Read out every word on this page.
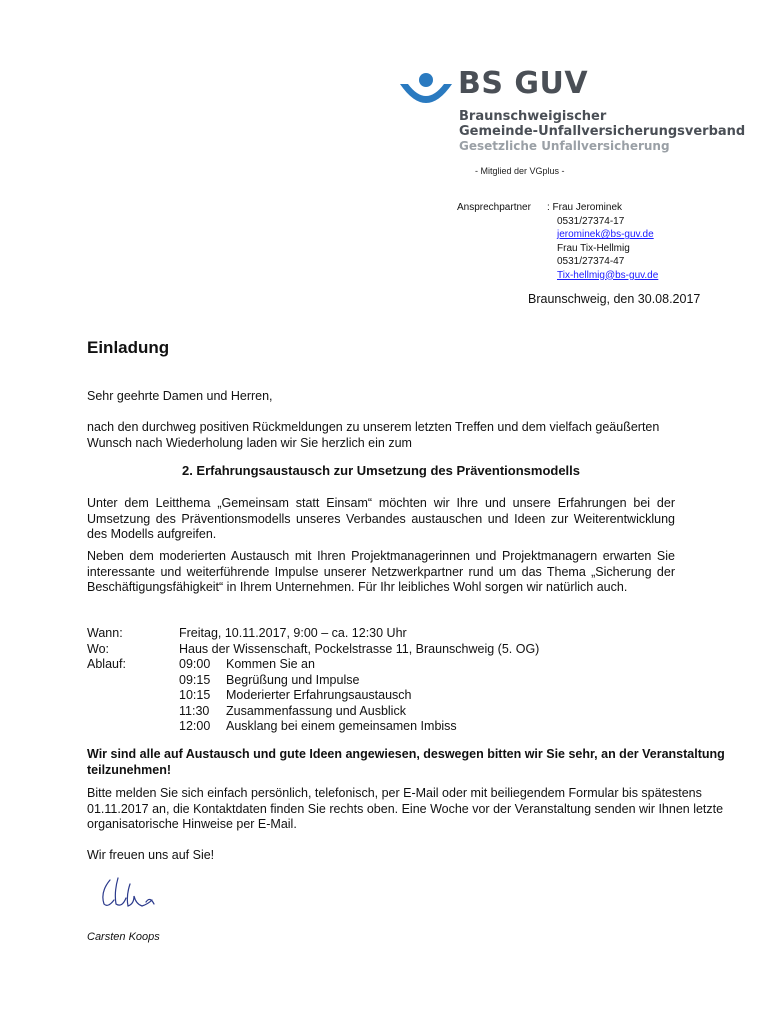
BS GUV
Braunschweigischer
Gemeinde-Unfallversicherungsverband
Gesetzliche Unfallversicherung
- Mitglied der VGplus -
Ansprechpartner : Frau Jerominek
0531/27374-17
jerominek@bs-guv.de
Frau Tix-Hellmig
0531/27374-47
Tix-hellmig@bs-guv.de
Braunschweig, den 30.08.2017
Einladung
Sehr geehrte Damen und Herren,
nach den durchweg positiven Rückmeldungen zu unserem letzten Treffen und dem vielfach geäußerten Wunsch nach Wiederholung laden wir Sie herzlich ein zum
2. Erfahrungsaustausch zur Umsetzung des Präventionsmodells
Unter dem Leitthema „Gemeinsam statt Einsam“ möchten wir Ihre und unsere Erfahrungen bei der Umsetzung des Präventionsmodells unseres Verbandes austauschen und Ideen zur Weiterentwicklung des Modells aufgreifen.
Neben dem moderierten Austausch mit Ihren Projektmanagerinnen und Projektmanagern erwarten Sie interessante und weiterführende Impulse unserer Netzwerkpartner rund um das Thema „Sicherung der Beschäftigungsfähigkeit“ in Ihrem Unternehmen. Für Ihr leibliches Wohl sorgen wir natürlich auch.
Wann:	Freitag, 10.11.2017, 9:00 – ca. 12:30 Uhr
Wo:	Haus der Wissenschaft, Pockelstrasse 11, Braunschweig (5. OG)
Ablauf:	09:00	Kommen Sie an
09:15	Begrüßung und Impulse
10:15	Moderierter Erfahrungsaustausch
11:30	Zusammenfassung und Ausblick
12:00	Ausklang bei einem gemeinsamen Imbiss
Wir sind alle auf Austausch und gute Ideen angewiesen, deswegen bitten wir Sie sehr, an der Veranstaltung teilzunehmen!
Bitte melden Sie sich einfach persönlich, telefonisch, per E-Mail oder mit beiliegendem Formular bis spätestens 01.11.2017 an, die Kontaktdaten finden Sie rechts oben. Eine Woche vor der Veranstaltung senden wir Ihnen letzte organisatorische Hinweise per E-Mail.
Wir freuen uns auf Sie!
Carsten Koops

=== OBJECTIVE ===
Scan the material and collect every line that contains "Ideen".

=== COMPLETED TASK ===
Unter dem Leitthema „Gemeinsam statt Einsam“ möchten wir Ihre und unsere Erfahrungen bei der Umsetzung des Präventionsmodells unseres Verbandes austauschen und Ideen zur Weiterentwicklung des Modells aufgreifen.
Wir sind alle auf Austausch und gute Ideen angewiesen, deswegen bitten wir Sie sehr, an der Veranstaltung teilzunehmen!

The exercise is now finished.